Exercise instructions: Return a copy of each line that holds the string "宮田徹也".

[Records from a dataset]
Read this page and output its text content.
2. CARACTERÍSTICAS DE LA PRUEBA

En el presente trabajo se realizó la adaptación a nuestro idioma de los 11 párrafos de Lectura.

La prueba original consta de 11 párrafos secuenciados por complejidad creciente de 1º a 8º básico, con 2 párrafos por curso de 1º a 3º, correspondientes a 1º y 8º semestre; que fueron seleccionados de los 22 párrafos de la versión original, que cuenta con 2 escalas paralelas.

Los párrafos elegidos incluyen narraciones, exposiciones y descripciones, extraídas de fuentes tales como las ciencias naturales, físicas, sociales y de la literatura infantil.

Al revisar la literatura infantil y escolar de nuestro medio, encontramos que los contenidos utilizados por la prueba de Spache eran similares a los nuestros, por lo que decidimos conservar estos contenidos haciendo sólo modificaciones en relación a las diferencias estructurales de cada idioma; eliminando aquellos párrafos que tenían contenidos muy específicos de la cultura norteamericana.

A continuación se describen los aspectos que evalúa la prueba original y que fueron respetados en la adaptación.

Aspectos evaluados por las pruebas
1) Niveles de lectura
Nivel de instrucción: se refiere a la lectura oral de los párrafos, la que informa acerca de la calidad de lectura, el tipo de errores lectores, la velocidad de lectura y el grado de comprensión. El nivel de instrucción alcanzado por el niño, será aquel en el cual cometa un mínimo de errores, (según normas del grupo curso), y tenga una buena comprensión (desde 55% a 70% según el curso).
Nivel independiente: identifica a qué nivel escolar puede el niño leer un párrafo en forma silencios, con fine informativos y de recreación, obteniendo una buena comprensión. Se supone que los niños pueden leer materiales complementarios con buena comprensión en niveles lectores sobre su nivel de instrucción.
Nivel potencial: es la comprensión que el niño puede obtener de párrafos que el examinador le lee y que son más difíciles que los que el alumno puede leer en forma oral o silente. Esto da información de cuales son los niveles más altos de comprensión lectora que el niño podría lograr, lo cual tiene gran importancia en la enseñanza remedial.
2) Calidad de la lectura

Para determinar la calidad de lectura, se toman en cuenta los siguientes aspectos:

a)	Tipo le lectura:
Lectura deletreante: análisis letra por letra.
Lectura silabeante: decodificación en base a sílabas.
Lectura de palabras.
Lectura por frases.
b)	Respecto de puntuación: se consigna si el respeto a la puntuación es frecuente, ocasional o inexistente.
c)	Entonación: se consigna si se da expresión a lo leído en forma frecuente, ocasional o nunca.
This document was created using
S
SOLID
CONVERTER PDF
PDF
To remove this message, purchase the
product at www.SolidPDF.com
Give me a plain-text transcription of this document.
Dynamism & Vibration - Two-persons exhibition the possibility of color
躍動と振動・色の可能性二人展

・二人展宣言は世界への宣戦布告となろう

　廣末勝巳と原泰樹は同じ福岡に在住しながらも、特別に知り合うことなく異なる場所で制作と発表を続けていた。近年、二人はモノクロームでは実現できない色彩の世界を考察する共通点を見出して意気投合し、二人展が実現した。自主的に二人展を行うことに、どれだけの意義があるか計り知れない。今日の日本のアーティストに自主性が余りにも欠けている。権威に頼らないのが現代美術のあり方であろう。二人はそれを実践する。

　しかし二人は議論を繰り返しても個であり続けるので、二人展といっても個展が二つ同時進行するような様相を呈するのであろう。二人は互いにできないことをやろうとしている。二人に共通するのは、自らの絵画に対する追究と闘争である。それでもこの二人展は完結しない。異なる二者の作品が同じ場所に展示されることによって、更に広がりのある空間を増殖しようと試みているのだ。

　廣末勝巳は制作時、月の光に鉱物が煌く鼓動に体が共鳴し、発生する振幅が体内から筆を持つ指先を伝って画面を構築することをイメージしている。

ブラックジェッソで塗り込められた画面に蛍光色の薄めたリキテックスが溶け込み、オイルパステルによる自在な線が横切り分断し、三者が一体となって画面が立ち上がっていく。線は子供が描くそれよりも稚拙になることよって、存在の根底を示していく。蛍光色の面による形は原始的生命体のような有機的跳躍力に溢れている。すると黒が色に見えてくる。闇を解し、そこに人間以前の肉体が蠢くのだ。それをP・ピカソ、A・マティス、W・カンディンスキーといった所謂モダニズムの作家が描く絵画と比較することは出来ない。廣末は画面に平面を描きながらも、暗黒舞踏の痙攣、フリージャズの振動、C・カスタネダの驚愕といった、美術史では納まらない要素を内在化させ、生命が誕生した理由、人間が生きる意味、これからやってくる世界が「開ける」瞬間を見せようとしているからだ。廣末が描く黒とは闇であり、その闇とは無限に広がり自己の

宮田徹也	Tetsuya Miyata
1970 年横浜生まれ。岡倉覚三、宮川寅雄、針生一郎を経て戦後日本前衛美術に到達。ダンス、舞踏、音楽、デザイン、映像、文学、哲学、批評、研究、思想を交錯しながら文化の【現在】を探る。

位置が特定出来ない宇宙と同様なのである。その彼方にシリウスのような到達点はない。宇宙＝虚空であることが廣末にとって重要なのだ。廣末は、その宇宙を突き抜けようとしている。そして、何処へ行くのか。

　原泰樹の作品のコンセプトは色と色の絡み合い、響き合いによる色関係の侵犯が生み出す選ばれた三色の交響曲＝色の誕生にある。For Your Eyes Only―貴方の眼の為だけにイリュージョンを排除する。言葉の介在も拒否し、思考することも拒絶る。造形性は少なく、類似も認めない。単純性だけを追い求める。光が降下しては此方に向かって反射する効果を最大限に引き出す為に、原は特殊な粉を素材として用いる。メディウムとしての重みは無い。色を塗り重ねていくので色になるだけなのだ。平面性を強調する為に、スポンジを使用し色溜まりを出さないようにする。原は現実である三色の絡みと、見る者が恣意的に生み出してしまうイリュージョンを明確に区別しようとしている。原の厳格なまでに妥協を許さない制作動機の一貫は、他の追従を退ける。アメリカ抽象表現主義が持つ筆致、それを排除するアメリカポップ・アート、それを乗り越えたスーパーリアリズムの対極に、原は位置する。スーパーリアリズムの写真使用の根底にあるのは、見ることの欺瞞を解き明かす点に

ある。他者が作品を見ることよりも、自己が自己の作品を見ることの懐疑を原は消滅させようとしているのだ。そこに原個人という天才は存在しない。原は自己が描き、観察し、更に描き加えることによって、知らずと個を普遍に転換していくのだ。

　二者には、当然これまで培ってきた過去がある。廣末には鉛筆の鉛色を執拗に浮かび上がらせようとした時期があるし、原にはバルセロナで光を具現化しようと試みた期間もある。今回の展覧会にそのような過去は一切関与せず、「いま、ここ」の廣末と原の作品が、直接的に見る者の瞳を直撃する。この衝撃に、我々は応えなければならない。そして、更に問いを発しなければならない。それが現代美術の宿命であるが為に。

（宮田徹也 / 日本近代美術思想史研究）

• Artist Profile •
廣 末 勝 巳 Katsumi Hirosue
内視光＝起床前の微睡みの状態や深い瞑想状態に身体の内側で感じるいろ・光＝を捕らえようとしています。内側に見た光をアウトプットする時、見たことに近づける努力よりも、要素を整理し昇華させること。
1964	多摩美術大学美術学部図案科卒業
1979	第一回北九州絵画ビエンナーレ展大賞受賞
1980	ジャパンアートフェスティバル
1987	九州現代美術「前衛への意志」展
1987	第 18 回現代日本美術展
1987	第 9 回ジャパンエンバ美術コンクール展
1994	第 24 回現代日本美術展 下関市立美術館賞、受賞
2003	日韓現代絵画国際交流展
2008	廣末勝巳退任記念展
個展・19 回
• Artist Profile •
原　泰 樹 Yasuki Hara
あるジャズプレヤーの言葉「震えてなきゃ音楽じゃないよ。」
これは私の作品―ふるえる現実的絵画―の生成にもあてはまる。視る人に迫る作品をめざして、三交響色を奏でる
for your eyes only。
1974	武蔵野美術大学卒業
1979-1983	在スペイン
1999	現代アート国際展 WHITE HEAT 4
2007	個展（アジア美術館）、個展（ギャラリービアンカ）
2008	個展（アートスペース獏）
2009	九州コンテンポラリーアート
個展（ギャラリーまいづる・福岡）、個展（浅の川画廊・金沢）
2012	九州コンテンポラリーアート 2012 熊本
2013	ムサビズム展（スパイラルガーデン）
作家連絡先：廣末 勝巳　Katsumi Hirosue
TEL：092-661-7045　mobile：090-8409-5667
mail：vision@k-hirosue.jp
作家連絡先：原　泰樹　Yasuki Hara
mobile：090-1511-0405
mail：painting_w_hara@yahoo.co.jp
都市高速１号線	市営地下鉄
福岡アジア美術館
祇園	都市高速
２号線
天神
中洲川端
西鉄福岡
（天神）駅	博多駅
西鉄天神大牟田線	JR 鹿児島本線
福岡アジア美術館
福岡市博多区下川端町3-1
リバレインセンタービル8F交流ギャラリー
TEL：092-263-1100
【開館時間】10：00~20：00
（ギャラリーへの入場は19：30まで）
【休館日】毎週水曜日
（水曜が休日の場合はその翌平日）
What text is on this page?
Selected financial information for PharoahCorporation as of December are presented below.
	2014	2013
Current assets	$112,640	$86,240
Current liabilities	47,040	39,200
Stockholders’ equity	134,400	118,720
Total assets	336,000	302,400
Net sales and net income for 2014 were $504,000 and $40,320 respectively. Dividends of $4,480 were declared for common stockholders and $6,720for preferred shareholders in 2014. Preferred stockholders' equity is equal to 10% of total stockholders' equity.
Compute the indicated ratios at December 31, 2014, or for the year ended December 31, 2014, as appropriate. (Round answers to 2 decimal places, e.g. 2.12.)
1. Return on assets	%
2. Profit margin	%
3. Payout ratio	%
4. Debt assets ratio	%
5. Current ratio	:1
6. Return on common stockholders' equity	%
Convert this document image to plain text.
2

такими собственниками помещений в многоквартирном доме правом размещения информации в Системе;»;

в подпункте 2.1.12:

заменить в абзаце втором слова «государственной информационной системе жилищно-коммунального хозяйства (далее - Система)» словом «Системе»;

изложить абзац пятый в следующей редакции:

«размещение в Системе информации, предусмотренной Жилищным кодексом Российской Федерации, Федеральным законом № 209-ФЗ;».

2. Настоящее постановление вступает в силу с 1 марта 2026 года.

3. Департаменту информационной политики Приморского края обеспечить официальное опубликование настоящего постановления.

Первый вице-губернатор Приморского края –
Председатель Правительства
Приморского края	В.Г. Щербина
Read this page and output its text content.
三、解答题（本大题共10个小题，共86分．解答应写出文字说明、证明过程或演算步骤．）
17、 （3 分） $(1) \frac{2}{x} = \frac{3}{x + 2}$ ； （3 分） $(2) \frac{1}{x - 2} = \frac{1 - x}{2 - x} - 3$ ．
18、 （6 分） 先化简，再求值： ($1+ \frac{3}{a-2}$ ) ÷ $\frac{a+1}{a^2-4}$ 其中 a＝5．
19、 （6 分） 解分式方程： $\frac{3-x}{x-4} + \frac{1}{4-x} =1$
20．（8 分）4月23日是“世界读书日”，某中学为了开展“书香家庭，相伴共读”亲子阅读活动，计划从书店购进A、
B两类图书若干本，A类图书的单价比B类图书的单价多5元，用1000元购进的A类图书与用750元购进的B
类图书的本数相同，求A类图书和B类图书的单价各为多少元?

Solved problem:
宮田徹也	Tetsuya Miyata
（宮田徹也 / 日本近代美術思想史研究）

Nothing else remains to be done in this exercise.